GOAL
Find the string "AffinityPropagation" in the records. Copy every line it appears in.

PROVIDED DATA

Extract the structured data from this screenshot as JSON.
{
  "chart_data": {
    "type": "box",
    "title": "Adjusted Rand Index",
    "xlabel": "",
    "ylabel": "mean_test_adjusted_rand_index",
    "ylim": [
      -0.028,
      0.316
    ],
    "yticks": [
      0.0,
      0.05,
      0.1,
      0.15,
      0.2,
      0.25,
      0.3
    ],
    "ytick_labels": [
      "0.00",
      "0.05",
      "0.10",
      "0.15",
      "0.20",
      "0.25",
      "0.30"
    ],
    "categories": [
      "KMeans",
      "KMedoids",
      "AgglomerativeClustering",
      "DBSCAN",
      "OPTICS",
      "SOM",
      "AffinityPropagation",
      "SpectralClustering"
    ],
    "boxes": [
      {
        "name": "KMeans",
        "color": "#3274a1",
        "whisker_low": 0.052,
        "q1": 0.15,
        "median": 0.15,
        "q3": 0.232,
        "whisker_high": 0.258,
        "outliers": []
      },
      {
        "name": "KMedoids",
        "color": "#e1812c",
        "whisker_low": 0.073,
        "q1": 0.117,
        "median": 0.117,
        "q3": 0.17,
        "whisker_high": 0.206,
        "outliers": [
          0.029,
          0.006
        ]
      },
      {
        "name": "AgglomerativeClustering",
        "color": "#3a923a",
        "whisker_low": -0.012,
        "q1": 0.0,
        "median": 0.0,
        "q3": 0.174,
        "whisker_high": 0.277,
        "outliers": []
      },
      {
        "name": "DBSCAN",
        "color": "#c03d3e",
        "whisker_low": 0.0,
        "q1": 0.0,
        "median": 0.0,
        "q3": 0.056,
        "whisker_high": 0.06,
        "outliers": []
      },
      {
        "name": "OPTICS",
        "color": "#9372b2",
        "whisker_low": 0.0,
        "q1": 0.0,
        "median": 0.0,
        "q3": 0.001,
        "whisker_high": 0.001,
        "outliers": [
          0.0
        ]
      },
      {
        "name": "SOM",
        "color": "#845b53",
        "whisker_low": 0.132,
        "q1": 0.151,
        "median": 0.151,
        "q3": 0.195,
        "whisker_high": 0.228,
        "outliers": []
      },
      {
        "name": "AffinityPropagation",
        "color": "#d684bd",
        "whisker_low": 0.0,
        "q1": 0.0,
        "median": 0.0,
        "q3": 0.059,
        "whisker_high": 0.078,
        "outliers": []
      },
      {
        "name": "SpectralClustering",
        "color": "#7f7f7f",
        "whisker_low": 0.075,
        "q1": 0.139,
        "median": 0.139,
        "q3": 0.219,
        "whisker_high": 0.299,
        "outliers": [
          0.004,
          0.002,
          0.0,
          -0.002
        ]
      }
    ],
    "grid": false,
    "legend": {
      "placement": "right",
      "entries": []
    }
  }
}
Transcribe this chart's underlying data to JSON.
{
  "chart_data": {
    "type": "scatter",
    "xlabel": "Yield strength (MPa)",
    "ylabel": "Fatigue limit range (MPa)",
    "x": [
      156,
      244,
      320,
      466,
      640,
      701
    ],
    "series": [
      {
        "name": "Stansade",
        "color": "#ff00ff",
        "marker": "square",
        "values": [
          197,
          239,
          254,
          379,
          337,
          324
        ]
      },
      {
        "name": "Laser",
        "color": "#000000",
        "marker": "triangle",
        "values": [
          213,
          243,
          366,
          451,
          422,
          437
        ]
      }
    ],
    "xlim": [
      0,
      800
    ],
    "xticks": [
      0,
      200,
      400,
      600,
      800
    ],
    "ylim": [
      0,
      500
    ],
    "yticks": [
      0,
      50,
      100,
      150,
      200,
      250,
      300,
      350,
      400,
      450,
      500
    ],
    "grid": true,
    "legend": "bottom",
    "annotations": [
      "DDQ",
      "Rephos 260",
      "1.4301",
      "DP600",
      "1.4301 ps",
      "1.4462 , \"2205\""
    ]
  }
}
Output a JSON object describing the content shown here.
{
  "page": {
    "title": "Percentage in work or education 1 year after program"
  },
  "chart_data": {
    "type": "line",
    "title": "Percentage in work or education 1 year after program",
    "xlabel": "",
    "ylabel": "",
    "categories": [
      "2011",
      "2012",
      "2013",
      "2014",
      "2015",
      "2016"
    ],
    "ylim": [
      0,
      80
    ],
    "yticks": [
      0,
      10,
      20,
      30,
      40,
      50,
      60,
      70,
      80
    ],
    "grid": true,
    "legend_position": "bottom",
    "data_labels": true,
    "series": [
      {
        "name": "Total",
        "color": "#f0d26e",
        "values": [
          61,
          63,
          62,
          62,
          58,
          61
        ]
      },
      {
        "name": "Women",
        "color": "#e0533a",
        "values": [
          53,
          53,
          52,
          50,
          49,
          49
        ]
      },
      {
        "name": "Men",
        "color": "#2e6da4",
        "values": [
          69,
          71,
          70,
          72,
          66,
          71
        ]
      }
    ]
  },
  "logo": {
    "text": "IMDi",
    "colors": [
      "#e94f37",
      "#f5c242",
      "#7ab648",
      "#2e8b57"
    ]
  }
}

RESULT OF THIS TASK
      "AffinityPropagation",
        "name": "AffinityPropagation",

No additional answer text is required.